* _TASK DIRECTIONS_
Find the string "esetben" in the records. Copy every line it appears in.

[Records]
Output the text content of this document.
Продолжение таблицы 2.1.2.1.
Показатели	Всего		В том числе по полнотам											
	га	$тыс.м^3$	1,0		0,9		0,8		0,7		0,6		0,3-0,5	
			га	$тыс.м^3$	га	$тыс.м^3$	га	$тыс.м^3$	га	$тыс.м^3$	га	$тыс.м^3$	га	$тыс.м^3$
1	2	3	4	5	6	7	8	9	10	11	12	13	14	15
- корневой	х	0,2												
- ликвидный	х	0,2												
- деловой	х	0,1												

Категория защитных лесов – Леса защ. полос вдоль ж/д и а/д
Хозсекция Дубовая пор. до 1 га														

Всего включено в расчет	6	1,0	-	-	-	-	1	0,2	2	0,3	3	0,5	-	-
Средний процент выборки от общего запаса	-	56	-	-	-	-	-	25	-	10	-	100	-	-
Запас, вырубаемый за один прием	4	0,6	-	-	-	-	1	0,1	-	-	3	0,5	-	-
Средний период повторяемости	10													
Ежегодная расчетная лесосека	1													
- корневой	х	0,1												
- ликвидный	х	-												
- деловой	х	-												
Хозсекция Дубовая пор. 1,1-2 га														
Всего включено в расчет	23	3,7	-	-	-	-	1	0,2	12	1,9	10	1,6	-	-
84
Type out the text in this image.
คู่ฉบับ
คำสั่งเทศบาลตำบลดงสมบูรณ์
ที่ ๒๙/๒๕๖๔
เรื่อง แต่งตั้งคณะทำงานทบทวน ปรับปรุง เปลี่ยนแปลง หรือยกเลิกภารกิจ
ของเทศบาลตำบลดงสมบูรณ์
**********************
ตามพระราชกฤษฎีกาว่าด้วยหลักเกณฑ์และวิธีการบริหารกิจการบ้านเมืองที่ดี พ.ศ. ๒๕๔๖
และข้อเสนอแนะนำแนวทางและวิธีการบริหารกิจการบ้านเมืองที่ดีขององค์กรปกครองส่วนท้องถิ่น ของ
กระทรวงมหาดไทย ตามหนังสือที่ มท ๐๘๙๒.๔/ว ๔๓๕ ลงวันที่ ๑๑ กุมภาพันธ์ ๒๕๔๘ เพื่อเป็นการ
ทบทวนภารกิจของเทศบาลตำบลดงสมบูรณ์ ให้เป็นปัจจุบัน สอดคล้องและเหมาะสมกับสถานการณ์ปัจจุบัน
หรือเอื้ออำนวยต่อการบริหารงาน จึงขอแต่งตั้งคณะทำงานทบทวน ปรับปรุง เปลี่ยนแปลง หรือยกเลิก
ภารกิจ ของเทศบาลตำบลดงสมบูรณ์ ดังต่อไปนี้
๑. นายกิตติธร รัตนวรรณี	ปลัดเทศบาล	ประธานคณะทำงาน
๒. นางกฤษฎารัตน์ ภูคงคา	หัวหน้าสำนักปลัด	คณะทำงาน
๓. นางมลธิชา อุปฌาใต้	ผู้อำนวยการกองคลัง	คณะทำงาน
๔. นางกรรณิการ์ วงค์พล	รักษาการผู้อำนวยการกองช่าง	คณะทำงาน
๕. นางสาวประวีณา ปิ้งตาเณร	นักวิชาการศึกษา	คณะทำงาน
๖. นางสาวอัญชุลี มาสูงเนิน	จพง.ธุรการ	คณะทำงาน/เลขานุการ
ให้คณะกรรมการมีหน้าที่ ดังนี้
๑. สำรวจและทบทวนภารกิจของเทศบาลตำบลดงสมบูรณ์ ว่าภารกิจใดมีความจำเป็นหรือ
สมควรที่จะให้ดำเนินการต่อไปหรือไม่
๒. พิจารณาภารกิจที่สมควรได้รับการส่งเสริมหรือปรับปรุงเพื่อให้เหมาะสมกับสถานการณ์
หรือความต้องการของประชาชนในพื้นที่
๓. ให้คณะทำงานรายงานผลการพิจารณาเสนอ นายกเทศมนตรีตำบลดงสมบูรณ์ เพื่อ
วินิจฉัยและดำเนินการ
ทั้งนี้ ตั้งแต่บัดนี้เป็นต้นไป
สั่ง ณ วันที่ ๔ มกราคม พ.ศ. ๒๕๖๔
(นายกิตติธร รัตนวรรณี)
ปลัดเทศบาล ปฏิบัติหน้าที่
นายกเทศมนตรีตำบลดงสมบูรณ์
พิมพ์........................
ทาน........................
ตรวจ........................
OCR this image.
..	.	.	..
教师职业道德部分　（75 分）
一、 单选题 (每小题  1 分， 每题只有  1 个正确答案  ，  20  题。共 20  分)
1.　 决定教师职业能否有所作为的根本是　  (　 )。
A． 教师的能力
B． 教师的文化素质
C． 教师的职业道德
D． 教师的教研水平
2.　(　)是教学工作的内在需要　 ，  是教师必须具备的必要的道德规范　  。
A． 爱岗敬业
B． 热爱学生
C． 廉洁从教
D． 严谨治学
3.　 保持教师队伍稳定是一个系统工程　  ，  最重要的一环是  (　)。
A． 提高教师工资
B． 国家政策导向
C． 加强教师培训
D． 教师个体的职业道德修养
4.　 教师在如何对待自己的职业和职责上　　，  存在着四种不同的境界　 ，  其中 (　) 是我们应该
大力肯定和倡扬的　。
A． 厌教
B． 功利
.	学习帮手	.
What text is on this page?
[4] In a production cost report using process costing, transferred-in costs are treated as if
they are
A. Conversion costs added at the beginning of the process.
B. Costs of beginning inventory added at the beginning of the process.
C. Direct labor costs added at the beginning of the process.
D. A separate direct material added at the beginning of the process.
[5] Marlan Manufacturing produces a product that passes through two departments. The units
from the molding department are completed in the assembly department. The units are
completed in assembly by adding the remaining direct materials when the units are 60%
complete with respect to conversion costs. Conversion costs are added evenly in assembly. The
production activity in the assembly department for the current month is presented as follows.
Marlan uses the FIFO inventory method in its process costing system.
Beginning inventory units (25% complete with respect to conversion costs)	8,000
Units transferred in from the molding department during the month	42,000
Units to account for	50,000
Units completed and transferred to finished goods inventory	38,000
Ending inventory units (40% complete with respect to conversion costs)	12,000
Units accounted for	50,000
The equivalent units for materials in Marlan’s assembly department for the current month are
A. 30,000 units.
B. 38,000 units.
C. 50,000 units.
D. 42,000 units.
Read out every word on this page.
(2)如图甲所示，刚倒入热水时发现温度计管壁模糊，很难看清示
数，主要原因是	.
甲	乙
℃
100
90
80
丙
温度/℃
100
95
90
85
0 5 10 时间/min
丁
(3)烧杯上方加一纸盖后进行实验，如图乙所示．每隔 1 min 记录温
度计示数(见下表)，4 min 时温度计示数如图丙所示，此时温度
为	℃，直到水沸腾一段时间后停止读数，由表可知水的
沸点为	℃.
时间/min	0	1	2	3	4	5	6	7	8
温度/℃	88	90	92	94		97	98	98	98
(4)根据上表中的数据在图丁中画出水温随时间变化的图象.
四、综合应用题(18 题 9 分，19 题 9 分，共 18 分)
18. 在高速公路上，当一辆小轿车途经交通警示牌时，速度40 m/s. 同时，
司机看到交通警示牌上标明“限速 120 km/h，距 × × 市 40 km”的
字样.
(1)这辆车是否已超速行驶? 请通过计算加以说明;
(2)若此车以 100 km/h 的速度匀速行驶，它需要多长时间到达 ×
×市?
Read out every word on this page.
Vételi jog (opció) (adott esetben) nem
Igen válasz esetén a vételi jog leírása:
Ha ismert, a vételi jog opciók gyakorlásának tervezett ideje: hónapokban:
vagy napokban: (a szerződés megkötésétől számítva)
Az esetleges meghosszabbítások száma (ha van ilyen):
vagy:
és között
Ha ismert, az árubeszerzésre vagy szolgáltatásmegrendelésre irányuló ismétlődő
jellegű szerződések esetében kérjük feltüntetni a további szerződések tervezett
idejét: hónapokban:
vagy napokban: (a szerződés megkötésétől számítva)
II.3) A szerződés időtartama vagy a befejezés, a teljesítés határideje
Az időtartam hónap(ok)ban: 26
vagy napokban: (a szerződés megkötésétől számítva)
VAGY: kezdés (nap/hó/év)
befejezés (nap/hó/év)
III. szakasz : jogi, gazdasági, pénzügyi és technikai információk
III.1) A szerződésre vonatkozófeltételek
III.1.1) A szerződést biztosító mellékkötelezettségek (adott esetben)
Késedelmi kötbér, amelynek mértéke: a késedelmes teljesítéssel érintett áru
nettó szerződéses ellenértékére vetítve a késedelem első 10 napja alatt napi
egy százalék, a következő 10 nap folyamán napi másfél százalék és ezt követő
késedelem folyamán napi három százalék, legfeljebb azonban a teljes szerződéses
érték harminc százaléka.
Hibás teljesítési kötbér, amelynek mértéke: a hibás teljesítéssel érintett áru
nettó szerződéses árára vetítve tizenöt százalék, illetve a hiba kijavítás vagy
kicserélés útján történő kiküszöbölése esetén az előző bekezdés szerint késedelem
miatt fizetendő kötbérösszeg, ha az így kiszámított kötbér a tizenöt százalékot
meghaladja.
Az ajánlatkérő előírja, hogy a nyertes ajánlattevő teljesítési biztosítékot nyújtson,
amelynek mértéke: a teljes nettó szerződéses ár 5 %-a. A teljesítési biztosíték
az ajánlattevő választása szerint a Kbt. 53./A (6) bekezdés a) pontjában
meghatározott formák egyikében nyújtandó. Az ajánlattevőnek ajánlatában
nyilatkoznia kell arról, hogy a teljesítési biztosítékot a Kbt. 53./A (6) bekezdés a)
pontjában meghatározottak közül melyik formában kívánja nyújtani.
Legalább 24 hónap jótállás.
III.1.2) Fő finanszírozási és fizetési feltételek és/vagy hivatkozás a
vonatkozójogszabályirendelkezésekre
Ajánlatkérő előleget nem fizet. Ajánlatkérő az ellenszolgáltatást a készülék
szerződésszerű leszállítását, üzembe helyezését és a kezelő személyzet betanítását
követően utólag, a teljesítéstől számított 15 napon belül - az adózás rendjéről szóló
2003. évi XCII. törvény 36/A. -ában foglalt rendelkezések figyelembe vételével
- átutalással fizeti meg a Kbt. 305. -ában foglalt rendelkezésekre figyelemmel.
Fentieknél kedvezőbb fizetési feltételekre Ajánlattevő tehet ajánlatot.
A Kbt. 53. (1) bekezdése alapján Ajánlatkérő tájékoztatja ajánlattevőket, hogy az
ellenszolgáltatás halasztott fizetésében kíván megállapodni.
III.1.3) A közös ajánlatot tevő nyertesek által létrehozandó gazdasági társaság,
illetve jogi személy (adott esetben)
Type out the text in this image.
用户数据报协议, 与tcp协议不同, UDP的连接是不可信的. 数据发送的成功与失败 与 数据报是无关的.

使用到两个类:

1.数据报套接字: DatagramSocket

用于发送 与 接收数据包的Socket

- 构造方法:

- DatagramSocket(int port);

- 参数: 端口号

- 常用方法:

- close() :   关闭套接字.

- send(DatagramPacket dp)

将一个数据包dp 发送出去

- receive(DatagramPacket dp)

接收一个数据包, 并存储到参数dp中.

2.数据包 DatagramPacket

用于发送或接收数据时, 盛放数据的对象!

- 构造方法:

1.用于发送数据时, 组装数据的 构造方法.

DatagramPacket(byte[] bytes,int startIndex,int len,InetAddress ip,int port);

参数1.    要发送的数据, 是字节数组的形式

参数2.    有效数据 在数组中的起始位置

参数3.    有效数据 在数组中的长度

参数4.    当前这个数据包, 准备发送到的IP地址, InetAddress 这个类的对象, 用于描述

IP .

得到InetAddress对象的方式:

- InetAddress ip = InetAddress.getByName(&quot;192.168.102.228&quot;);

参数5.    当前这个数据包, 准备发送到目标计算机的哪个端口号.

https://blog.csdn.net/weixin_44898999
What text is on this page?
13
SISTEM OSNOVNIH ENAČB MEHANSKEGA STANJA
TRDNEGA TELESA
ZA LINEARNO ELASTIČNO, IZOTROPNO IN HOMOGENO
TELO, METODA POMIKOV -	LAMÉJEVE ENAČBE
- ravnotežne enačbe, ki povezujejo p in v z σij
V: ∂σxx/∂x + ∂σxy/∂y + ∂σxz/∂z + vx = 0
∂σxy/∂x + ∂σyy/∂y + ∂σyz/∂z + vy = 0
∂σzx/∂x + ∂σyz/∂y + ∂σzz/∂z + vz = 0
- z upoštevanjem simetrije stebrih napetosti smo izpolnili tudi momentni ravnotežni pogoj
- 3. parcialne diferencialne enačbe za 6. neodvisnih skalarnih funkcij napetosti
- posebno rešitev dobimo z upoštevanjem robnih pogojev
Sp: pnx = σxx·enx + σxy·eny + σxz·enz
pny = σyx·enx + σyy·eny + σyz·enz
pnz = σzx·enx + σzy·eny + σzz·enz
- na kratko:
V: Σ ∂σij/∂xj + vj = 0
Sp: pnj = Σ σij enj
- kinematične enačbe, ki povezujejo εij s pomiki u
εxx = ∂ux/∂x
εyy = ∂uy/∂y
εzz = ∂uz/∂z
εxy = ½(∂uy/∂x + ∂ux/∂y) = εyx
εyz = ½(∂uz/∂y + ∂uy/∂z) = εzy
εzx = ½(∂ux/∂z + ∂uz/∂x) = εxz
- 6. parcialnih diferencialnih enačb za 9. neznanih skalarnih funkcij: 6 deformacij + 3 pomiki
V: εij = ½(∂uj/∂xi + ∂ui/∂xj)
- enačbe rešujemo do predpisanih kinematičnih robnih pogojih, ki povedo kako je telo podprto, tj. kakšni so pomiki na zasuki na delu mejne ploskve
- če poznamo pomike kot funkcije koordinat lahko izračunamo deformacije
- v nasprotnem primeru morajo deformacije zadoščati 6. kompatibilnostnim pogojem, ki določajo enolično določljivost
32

* _EXPECTED OUTPUT_
Vételi jog (opció) (adott esetben) nem
III.1.1) A szerződést biztosító mellékkötelezettségek (adott esetben)
illetve jogi személy (adott esetben)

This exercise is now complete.